> _What the task asks_: Reproduce every line in the listing that contains the word "Которосль".

Stored data entries
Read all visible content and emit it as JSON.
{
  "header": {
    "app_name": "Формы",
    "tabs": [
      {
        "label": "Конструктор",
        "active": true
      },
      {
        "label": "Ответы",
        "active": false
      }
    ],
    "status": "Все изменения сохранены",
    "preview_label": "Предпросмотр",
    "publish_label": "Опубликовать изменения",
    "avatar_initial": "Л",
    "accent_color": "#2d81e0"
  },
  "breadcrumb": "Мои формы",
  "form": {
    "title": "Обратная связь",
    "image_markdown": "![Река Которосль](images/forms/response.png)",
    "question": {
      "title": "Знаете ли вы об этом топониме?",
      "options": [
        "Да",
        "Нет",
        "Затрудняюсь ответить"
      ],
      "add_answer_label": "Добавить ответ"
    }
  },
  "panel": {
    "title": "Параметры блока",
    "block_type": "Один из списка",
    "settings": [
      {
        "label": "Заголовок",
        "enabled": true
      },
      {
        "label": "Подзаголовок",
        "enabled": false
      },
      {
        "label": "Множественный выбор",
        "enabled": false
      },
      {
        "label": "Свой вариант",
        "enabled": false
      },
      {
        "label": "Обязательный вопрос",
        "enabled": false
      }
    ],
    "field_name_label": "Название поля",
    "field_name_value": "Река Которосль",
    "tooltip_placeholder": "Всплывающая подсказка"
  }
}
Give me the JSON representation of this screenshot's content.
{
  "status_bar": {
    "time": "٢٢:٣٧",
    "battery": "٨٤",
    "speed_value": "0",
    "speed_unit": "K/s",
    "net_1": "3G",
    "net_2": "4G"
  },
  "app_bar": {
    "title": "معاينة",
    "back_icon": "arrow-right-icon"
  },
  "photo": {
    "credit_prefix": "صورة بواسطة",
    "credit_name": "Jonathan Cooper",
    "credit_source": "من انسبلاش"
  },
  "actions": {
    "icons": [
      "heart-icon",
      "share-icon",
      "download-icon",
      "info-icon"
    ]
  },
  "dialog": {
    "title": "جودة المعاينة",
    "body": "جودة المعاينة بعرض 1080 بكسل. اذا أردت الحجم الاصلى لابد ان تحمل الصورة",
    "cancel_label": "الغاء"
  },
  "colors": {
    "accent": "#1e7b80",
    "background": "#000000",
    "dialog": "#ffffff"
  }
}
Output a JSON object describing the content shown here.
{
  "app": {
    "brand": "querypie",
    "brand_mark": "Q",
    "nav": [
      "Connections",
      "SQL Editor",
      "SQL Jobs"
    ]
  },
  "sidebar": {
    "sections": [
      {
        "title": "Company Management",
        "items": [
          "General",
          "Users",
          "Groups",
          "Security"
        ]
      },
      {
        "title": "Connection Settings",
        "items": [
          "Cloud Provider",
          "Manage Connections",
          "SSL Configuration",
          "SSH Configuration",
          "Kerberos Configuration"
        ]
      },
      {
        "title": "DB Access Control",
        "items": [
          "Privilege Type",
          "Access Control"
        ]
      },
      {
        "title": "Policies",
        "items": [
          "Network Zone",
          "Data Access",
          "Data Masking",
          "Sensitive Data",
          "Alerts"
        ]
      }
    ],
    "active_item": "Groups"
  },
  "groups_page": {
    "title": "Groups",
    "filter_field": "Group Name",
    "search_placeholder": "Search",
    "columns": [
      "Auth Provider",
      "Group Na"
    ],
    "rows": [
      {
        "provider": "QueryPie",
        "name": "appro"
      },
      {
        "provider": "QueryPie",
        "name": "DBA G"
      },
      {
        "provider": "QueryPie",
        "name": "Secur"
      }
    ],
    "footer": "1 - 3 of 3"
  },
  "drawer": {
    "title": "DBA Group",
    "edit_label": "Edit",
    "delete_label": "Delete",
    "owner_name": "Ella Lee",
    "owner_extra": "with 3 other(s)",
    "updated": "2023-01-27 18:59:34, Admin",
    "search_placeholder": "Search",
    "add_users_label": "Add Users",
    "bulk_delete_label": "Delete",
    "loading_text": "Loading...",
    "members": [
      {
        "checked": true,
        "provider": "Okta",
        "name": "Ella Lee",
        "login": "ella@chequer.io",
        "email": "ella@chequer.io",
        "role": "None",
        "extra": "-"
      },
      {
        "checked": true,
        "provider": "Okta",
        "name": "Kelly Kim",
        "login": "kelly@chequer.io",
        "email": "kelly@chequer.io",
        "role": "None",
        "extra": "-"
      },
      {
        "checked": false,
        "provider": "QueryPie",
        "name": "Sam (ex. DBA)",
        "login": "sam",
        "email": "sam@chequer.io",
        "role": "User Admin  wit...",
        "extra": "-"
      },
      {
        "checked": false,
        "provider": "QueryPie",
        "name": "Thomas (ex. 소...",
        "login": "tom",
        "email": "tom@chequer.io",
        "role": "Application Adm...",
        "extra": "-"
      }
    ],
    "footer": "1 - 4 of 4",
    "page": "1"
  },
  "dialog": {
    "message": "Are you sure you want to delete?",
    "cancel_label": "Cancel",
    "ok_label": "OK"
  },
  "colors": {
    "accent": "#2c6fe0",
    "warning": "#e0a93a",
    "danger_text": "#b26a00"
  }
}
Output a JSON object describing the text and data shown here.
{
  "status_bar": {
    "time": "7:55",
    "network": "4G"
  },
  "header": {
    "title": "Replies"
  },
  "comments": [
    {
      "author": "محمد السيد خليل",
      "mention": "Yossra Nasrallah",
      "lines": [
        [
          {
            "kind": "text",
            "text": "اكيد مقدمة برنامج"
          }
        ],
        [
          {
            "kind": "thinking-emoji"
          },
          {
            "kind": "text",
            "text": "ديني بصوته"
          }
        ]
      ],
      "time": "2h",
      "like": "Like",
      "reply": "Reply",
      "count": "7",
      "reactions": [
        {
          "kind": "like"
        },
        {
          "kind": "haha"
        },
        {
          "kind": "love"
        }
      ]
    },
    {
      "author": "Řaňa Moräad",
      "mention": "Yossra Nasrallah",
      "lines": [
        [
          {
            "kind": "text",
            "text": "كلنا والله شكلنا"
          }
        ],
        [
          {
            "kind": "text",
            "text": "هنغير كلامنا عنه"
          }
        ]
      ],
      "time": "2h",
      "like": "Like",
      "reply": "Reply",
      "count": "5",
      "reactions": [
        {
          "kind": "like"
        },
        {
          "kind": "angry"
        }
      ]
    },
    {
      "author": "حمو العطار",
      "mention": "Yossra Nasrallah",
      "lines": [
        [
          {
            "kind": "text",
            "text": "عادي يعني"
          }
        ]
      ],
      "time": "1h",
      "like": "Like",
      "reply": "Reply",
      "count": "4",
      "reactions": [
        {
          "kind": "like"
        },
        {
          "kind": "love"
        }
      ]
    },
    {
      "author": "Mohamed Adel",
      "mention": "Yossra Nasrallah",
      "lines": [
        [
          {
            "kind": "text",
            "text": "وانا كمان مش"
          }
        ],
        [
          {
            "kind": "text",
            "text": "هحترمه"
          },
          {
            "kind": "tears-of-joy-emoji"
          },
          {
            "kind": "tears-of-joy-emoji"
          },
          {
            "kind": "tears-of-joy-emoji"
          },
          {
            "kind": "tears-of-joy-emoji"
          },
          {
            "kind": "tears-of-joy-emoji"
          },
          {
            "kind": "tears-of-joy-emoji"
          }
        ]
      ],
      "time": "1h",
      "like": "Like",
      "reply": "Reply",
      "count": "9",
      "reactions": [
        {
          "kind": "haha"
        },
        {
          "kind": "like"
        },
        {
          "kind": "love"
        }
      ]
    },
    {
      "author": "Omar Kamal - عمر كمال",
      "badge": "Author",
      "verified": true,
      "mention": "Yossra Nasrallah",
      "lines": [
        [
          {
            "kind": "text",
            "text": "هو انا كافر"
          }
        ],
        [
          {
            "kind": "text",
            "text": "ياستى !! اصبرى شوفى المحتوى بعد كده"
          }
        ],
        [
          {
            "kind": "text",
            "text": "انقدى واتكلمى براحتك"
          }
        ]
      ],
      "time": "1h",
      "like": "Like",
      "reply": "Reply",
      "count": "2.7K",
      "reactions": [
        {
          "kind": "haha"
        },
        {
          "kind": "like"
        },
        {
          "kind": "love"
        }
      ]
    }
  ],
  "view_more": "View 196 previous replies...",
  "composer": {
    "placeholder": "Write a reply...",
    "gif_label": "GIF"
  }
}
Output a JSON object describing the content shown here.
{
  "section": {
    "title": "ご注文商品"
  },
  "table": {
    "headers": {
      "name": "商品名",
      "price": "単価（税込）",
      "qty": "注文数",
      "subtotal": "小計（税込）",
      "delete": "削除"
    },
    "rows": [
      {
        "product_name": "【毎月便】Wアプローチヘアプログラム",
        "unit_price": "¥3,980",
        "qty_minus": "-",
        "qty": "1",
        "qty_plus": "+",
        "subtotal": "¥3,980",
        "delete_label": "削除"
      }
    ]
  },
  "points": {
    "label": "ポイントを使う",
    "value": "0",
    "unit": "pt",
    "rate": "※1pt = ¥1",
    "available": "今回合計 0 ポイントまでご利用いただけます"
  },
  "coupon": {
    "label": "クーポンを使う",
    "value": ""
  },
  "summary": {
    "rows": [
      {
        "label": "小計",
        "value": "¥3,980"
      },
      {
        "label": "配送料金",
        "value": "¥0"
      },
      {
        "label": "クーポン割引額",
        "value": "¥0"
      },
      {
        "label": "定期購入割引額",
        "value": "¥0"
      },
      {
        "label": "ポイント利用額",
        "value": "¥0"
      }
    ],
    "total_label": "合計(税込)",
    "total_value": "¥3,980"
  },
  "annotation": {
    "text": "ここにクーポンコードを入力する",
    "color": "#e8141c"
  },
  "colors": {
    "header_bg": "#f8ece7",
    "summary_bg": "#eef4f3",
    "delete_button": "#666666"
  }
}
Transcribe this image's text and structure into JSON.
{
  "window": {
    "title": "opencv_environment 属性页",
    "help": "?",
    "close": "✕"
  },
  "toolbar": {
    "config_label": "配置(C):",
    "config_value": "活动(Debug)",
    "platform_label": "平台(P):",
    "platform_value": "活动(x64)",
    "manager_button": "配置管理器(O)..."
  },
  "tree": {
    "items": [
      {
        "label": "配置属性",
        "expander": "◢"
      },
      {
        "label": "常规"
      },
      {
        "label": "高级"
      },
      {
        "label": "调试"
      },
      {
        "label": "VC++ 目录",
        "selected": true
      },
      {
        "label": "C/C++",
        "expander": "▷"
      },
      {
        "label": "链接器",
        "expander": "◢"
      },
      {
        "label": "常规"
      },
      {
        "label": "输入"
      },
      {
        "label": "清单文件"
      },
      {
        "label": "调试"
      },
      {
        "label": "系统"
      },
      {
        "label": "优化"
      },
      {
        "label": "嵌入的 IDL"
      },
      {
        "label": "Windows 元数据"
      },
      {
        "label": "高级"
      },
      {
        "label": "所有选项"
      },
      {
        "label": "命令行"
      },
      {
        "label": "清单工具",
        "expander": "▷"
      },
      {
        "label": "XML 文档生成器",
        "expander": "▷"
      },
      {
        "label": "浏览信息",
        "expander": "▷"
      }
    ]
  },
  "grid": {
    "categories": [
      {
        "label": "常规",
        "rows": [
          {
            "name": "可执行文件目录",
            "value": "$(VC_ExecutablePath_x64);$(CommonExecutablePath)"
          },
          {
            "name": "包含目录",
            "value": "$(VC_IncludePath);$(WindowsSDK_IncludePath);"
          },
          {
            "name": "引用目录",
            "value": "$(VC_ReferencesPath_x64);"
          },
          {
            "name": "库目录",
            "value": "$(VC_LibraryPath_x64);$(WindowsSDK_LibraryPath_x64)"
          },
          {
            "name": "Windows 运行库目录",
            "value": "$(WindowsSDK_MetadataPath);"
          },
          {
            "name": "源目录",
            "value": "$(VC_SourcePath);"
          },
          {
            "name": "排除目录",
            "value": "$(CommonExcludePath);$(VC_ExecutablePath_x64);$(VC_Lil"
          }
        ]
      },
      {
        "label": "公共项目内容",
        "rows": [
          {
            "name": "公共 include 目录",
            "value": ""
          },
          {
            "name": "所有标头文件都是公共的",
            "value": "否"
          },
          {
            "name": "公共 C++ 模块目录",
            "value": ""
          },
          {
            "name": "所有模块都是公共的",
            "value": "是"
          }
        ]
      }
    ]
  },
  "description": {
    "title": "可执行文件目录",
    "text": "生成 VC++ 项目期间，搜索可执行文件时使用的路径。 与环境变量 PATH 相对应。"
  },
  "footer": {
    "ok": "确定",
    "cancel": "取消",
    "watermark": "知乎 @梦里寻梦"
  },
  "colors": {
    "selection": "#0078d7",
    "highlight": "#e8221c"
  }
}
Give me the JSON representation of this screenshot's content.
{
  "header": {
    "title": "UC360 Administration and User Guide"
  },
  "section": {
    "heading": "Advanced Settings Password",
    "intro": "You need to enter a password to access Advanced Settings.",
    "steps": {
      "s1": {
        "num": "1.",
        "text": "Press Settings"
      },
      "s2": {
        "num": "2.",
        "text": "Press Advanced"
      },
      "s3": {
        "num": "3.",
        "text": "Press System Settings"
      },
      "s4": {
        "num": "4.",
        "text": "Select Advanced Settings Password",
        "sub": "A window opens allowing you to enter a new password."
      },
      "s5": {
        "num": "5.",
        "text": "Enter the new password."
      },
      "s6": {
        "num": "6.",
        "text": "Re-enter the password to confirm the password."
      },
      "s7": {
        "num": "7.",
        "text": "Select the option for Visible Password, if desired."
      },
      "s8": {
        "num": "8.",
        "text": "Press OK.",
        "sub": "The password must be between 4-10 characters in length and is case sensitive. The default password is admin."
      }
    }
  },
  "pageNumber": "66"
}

> _Complete answer_:
    "image_markdown": "![Река Которосль](images/forms/response.png)",
    "field_name_value": "Река Которосль",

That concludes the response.